---- Extrait du document

La division générale n’a pas fondé sa décision sur une erreur importante au sujet des faits de l’affaire

[59] Dans sa décision, la division générale a affirmé que le requérant avait produit ses déclarations d’impôt pour 1989 et 1990 en tant que non‑résidentNote de bas de page 31 . Pour tirer cette conclusion, la division générale semble s’être appuyée sur l’information que l’ARC a fournie au ministreNote de bas de page 32 .

[60] Le requérant a démenti énergiquement ces affirmations, ainsi qu’une bonne partie des autres renseignements fournis par l’ARC au ministreNote de bas de page 33 . Il soutient que la division générale n’aurait pas dû accepter simplement cet élément de preuve tout en ignorant ses objections.

[61] Je suis d’accord avec les observations du ministre sur ce point. La division générale a fait référence à cet élément de preuve, mais il ne présentait pas d’intérêt quant au résultat de l’affaire. Comme je l’ai déjà établi, la division générale a fondé sa décision sur le pays d’établissement de l’employeur du requérant pendant qu’il vivait au Royaume‑Uni.

[62] Une fois de plus, cette question concerne la force des liens qu’entretenait le requérant avec le Canada pendant qu’il vivait au Royaume‑Uni. La division générale pourra donc examiner cette question dans le cadre de sa prochaine décision.

Je vais réparer l’erreur en renvoyant le dossier à la division générale

[63] Le requérant a fait valoir qu’il avait prouvé sa cause et que je devrais reconnaître qu’il résidait au Canada pendant la période où il vivait au Royaume‑Uni.

[64] J’aurais préféré pouvoir conclure cette affaire Cependant, j’ai décidé que la division générale avait concentré trop étroitement son attention sur la question de le pays d’établissement de l’employeur du requérant. Cela a empêché le requérant de présenter pleinement son dossier. Cela veut aussi dire que je n’ai pas tous les éléments de preuve dont j’aurais besoin pour trancher l’affaire. En fait, pendant l’audience de la division d’appel, le requérant a fait ressortir de nombreuses questions qui ne lui avaient jamais été posées auparavant.

[65] Dans les circonstances, je renvoie le dossier à la division générale pour qu’elle réexamine la question de savoir si le requérant a maintenu sa résidence au Canada pendant qu’il travaillait au Royaume‑UniNote de bas de page 34 . Pour éviter toute confusion, je donne aussi les directives suivantes à la division générale :

  • Je n’ai pas modifié la conclusion de la division générale selon laquelle le requérant n’a pas démontré qu’il travaillait pour une entreprise canadienne pendant qu’il vivait au Royaume‑Uni. Le requérant ne m’a pas convaincu que cette partie de la décision de la division générale comportait des erreurs.

--------
---- Données fournies

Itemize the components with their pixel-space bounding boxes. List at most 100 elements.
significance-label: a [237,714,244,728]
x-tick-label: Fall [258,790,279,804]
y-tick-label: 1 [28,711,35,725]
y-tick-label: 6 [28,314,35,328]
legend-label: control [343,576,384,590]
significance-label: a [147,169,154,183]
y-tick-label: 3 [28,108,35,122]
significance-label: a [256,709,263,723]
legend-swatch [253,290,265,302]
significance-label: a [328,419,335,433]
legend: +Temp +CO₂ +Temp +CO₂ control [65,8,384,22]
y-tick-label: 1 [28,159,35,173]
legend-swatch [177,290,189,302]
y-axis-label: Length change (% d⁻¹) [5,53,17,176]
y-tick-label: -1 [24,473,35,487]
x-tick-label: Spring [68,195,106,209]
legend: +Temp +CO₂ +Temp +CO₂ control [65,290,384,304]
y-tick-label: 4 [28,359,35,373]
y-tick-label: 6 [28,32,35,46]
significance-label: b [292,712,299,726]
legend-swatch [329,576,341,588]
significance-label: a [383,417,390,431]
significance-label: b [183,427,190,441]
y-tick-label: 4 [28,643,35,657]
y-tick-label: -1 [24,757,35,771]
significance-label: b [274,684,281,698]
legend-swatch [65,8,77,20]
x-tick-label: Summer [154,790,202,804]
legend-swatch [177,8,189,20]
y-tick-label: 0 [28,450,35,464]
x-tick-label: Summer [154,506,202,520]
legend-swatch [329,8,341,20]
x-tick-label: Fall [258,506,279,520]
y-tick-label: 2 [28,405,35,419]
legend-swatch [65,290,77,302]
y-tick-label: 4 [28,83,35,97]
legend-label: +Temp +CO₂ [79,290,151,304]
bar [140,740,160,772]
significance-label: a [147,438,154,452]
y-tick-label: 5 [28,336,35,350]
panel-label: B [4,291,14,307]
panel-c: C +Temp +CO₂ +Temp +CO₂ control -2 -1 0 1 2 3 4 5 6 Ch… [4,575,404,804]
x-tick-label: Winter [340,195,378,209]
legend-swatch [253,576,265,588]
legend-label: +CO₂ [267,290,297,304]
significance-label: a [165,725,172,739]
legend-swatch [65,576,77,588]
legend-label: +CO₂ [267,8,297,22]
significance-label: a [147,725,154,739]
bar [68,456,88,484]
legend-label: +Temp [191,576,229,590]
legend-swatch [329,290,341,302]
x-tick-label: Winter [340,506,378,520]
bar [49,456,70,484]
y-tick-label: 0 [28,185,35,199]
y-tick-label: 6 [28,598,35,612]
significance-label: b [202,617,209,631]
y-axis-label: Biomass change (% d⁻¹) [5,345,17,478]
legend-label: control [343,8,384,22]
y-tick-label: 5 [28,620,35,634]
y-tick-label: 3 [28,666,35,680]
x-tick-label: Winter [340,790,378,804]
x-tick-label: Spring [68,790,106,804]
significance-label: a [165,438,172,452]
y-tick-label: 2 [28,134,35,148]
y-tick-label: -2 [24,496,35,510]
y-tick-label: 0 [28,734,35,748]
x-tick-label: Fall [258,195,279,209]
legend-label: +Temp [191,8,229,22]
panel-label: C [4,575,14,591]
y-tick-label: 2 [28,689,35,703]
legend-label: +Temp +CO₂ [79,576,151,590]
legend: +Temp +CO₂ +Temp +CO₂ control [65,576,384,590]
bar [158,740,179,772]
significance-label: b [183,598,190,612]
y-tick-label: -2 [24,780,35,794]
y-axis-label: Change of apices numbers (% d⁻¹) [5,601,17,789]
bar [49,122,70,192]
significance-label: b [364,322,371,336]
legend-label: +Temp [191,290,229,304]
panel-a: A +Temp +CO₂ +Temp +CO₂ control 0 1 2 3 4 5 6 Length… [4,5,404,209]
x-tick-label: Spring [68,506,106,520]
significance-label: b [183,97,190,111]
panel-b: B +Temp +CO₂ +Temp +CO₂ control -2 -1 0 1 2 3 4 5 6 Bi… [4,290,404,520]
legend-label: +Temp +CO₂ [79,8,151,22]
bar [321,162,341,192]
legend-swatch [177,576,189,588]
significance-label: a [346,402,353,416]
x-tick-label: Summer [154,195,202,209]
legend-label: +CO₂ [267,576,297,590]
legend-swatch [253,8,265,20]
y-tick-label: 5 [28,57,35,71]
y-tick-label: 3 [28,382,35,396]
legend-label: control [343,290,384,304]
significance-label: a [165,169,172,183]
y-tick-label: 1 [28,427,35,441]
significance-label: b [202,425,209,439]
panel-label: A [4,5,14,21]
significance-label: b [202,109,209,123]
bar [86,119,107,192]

--------

Relevez tous les numéros des appels de note de bas de page que contient l'extrait de la décision, dans leur ordre d'apparition.

• Solution ci-dessous: 31, 32, 33, 34